Leaving out the pictures, retype all the material exactly.

=== Records to process ===

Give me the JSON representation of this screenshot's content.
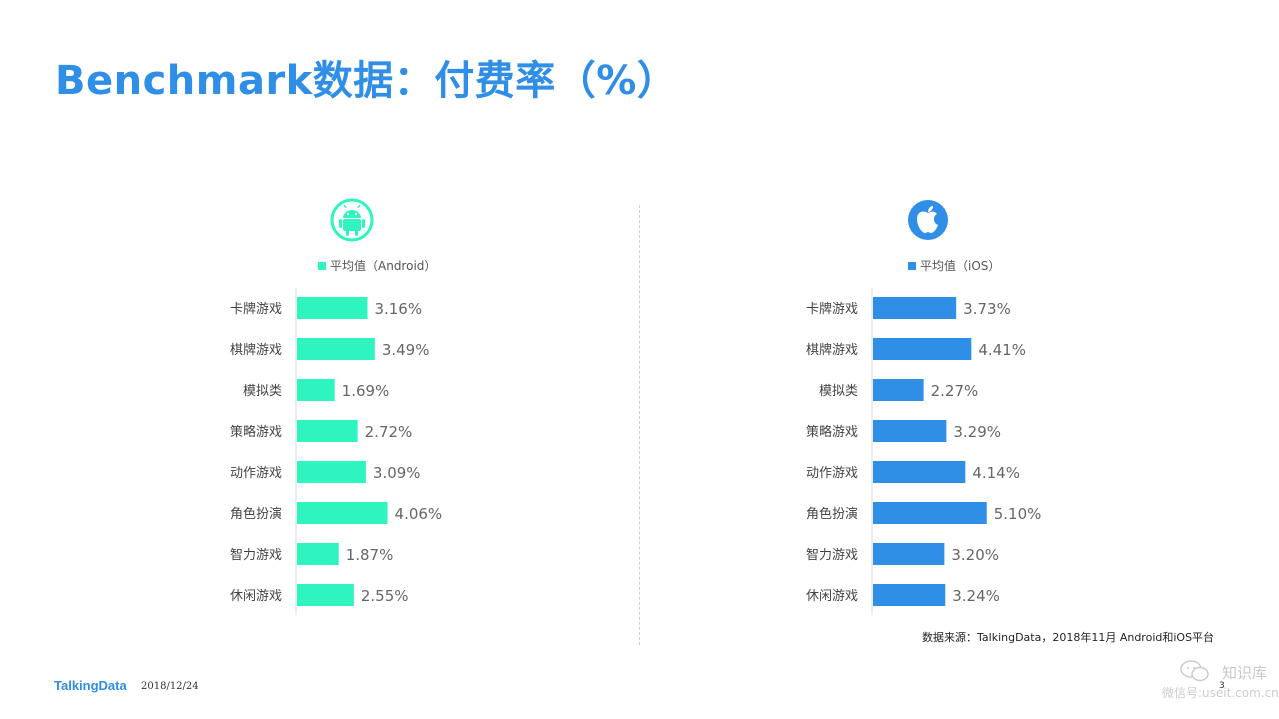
{
  "title": "Benchmark数据：付费率（%）",
  "source": "数据来源：TalkingData，2018年11月 Android和iOS平台",
  "footer": {
    "logo": "TalkingData",
    "date": "2018/12/24",
    "page": "3"
  },
  "watermark": {
    "line1": "知识库",
    "line2": "微信号:useit.com.cn"
  },
  "colors": {
    "title": "#2f8ee5",
    "android": "#2ef5c0",
    "ios": "#2f8ee5"
  },
  "chart_data": [
    {
      "type": "bar",
      "orientation": "horizontal",
      "platform_icon": "android-icon",
      "legend": "平均值（Android）",
      "categories": [
        "卡牌游戏",
        "棋牌游戏",
        "模拟类",
        "策略游戏",
        "动作游戏",
        "角色扮演",
        "智力游戏",
        "休闲游戏"
      ],
      "values": [
        3.16,
        3.49,
        1.69,
        2.72,
        3.09,
        4.06,
        1.87,
        2.55
      ],
      "labels": [
        "3.16%",
        "3.49%",
        "1.69%",
        "2.72%",
        "3.09%",
        "4.06%",
        "1.87%",
        "2.55%"
      ],
      "color": "#2ef5c0",
      "grid": false
    },
    {
      "type": "bar",
      "orientation": "horizontal",
      "platform_icon": "apple-icon",
      "legend": "平均值（iOS）",
      "categories": [
        "卡牌游戏",
        "棋牌游戏",
        "模拟类",
        "策略游戏",
        "动作游戏",
        "角色扮演",
        "智力游戏",
        "休闲游戏"
      ],
      "values": [
        3.73,
        4.41,
        2.27,
        3.29,
        4.14,
        5.1,
        3.2,
        3.24
      ],
      "labels": [
        "3.73%",
        "4.41%",
        "2.27%",
        "3.29%",
        "4.14%",
        "5.10%",
        "3.20%",
        "3.24%"
      ],
      "color": "#2f8ee5",
      "grid": false
    }
  ]
}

===

▶ _Answer to this exercise_:
Give me the JSON representation of this screenshot's content.
{
  "title": "Benchmark数据：付费率（%）",
  "source": "数据来源：TalkingData，2018年11月 Android和iOS平台",
  "footer": {
    "logo": "TalkingData",
    "date": "2018/12/24",
    "page": "3"
  },
  "watermark": {
    "line1": "知识库",
    "line2": "微信号:useit.com.cn"
  },
  "colors": {
    "title": "#2f8ee5",
    "android": "#2ef5c0",
    "ios": "#2f8ee5"
  },
  "chart_data": [
    {
      "type": "bar",
      "orientation": "horizontal",
      "platform_icon": "android-icon",
      "legend": "平均值（Android）",
      "categories": [
        "卡牌游戏",
        "棋牌游戏",
        "模拟类",
        "策略游戏",
        "动作游戏",
        "角色扮演",
        "智力游戏",
        "休闲游戏"
      ],
      "values": [
        3.16,
        3.49,
        1.69,
        2.72,
        3.09,
        4.06,
        1.87,
        2.55
      ],
      "labels": [
        "3.16%",
        "3.49%",
        "1.69%",
        "2.72%",
        "3.09%",
        "4.06%",
        "1.87%",
        "2.55%"
      ],
      "color": "#2ef5c0",
      "grid": false
    },
    {
      "type": "bar",
      "orientation": "horizontal",
      "platform_icon": "apple-icon",
      "legend": "平均值（iOS）",
      "categories": [
        "卡牌游戏",
        "棋牌游戏",
        "模拟类",
        "策略游戏",
        "动作游戏",
        "角色扮演",
        "智力游戏",
        "休闲游戏"
      ],
      "values": [
        3.73,
        4.41,
        2.27,
        3.29,
        4.14,
        5.1,
        3.2,
        3.24
      ],
      "labels": [
        "3.73%",
        "4.41%",
        "2.27%",
        "3.29%",
        "4.14%",
        "5.10%",
        "3.20%",
        "3.24%"
      ],
      "color": "#2f8ee5",
      "grid": false
    }
  ]
}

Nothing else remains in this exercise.